[EXERCISE DETAILS] The answer must be every line below that holds the word "musculoskeletal".

══ SUPPLIED RECORDS ══

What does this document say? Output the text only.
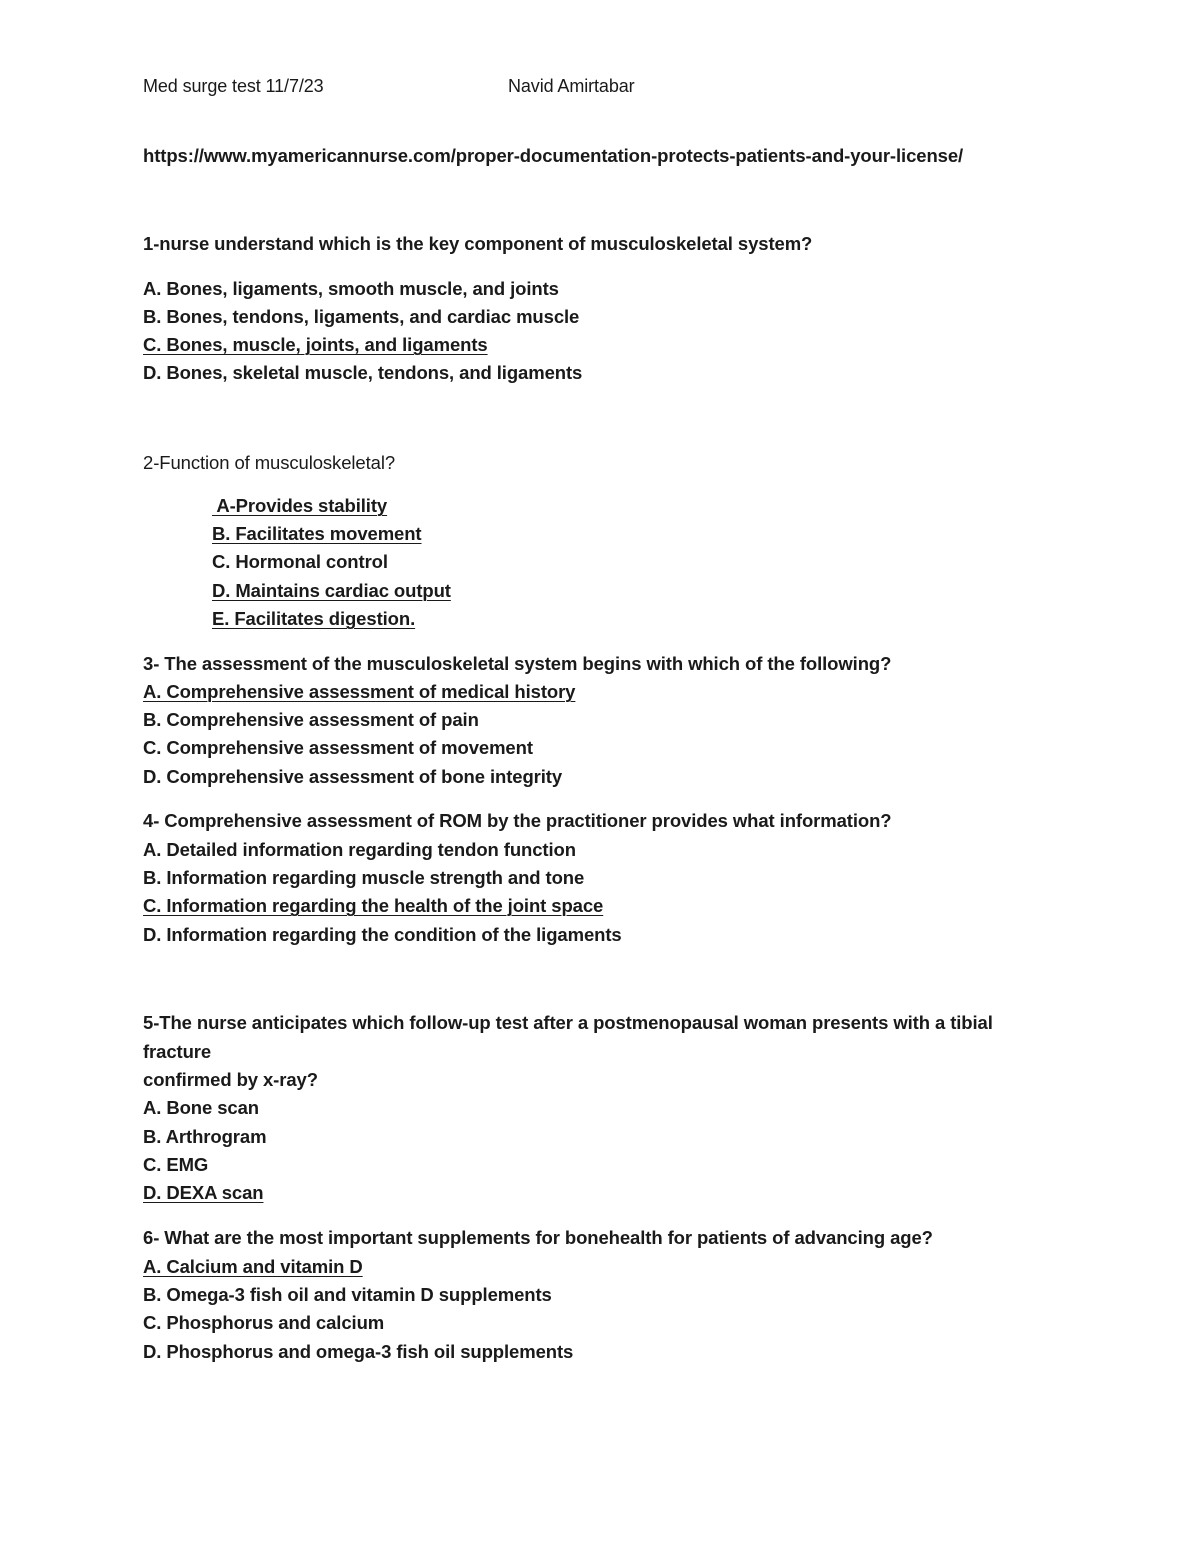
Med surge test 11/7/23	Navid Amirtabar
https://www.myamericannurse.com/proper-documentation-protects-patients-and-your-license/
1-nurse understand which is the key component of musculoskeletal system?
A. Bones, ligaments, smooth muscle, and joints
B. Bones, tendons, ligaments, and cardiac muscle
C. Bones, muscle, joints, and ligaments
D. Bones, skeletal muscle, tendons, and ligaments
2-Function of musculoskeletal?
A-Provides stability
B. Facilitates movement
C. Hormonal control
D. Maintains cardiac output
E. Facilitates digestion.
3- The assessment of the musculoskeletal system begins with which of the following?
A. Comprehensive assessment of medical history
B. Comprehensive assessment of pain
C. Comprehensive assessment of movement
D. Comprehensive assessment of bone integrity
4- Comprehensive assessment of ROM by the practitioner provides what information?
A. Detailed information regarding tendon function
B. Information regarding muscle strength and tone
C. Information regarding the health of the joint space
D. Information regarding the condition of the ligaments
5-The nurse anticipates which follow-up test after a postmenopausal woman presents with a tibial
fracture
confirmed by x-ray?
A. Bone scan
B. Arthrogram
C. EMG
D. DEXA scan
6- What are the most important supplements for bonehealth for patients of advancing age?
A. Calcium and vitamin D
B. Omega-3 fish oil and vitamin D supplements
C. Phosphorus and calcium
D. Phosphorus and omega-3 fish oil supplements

═══
══ SUPPLIED RECORDS ══

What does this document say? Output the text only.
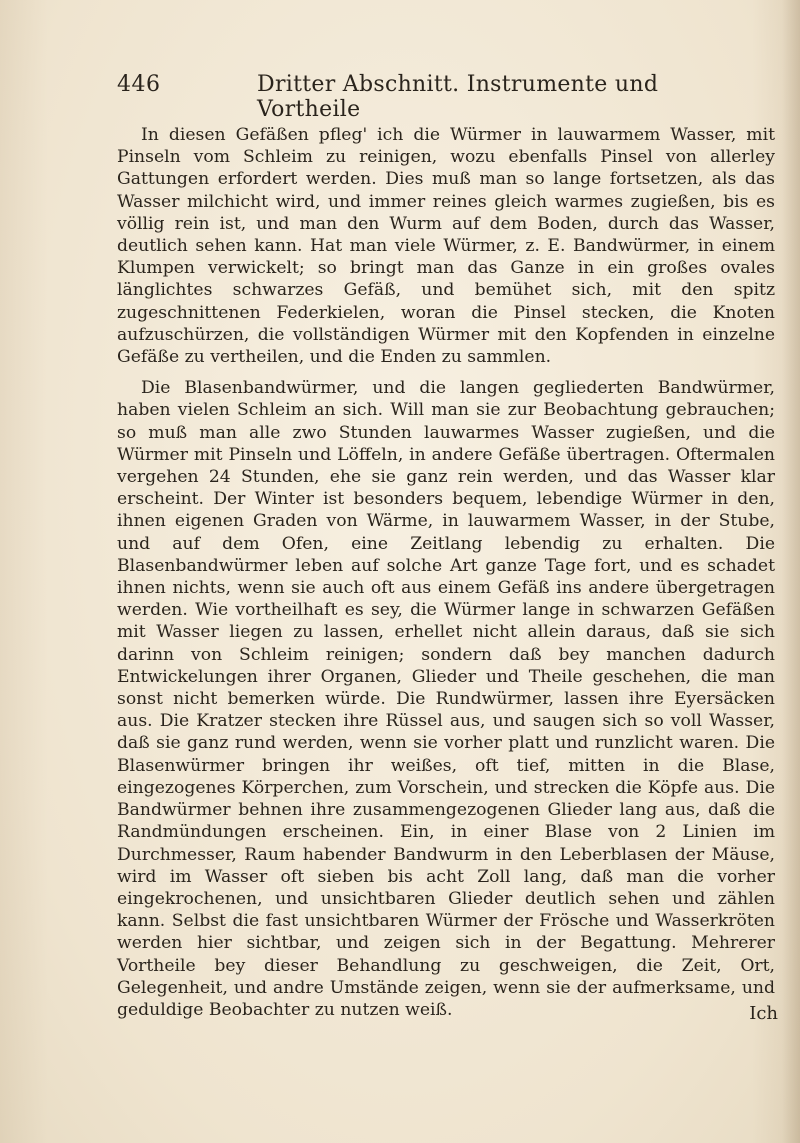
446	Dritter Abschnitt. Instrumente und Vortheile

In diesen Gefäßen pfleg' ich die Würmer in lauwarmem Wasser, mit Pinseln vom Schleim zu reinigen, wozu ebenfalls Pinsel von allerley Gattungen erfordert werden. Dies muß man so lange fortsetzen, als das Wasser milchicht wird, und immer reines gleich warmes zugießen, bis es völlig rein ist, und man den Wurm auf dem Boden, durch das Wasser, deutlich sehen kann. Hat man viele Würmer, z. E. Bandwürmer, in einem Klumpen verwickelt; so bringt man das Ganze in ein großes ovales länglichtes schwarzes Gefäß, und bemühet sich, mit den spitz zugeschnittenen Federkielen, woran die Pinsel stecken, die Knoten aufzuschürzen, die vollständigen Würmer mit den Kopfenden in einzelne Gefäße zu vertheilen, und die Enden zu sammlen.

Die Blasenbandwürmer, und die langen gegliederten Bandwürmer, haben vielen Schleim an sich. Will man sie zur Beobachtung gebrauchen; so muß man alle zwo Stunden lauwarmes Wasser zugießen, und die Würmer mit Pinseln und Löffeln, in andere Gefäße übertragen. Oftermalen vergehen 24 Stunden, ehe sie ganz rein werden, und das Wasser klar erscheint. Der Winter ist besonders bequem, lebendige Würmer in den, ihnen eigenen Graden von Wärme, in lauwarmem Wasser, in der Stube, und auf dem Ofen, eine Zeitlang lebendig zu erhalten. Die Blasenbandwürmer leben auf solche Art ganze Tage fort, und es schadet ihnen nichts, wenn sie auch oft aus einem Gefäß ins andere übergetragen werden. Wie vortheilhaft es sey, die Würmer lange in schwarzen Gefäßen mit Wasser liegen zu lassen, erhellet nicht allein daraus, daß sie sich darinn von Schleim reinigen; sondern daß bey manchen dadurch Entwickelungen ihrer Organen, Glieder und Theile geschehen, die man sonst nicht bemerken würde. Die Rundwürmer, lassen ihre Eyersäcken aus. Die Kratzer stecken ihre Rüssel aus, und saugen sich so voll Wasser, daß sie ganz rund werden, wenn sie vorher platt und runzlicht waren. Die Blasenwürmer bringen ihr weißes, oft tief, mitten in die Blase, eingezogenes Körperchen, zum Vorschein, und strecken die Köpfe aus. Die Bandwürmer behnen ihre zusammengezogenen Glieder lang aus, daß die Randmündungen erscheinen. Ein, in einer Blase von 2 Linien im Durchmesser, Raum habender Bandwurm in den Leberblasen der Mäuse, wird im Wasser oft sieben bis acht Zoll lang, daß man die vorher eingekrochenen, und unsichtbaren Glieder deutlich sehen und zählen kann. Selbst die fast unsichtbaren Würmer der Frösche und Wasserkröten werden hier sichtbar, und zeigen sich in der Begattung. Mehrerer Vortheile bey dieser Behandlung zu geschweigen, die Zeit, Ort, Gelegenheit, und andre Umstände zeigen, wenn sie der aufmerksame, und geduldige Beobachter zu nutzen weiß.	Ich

═══

[RESULT OF THE EXERCISE]
1-nurse understand which is the key component of musculoskeletal system?
2-Function of musculoskeletal?
3- The assessment of the musculoskeletal system begins with which of the following?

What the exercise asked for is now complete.